◆ Entries from a dataset ◆
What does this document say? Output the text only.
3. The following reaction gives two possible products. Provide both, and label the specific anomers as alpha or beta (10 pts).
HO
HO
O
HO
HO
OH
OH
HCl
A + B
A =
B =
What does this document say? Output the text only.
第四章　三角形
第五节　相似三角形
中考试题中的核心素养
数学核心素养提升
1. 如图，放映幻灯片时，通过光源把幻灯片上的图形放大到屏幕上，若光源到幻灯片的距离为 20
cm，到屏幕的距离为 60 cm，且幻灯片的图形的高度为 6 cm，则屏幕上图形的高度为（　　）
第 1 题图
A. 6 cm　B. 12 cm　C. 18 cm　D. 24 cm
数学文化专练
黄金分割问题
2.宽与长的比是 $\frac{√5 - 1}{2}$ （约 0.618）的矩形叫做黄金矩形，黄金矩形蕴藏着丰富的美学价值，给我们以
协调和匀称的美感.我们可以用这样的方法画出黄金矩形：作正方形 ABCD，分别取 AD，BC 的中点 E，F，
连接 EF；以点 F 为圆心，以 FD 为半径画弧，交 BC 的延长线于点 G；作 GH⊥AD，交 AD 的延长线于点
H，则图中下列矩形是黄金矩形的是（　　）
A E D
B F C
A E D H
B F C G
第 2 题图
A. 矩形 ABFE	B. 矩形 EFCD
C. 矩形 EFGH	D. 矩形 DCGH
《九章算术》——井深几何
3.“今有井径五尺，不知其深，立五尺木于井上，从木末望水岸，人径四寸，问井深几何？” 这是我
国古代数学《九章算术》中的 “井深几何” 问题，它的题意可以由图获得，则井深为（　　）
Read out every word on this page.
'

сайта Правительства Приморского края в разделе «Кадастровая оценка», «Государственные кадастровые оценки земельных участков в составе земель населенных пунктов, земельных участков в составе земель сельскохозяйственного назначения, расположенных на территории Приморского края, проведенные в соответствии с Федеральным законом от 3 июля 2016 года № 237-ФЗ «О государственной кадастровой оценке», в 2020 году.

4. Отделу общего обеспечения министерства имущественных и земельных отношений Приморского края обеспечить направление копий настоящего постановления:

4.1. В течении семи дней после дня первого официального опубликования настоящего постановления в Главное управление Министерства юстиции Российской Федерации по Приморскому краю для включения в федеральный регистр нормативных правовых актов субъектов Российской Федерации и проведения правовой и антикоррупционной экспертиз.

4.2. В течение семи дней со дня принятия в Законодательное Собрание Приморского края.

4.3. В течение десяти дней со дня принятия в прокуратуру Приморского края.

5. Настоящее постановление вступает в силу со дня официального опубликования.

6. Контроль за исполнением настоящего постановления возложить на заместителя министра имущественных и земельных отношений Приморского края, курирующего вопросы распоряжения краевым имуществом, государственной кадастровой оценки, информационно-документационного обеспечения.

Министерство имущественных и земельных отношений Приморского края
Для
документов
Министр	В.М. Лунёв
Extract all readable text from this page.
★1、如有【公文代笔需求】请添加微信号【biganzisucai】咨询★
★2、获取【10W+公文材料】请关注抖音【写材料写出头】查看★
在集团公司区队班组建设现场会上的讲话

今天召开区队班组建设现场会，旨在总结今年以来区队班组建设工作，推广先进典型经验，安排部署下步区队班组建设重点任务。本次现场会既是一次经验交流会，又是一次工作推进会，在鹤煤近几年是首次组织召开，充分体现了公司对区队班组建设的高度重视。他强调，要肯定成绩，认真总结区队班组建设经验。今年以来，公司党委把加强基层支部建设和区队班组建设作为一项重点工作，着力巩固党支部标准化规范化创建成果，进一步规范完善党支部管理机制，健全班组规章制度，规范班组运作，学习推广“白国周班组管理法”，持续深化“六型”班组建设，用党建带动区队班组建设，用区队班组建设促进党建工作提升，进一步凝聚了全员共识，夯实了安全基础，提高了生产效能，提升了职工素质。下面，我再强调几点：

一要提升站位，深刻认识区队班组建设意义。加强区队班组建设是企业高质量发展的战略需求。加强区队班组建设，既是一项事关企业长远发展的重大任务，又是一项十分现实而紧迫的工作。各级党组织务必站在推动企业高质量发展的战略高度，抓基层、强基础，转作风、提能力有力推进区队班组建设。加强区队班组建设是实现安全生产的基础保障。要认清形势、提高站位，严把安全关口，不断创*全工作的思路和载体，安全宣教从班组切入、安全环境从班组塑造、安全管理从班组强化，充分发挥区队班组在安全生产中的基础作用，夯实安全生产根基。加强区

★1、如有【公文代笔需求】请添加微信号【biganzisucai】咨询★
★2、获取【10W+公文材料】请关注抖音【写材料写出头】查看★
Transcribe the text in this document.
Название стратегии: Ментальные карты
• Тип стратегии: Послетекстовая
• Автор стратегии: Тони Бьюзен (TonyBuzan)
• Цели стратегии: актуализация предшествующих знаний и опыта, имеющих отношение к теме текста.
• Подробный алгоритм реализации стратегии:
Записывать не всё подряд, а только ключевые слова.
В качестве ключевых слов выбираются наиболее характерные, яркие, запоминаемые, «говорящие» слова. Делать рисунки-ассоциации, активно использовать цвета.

◆ What you will do ◆
From the data, pick out every line that includes "слова".

◆ Correct answer ◆
Записывать не всё подряд, а только ключевые слова.
В качестве ключевых слов выбираются наиболее характерные, яркие, запоминаемые, «говорящие» слова. Делать рисунки-ассоциации, активно использовать цвета.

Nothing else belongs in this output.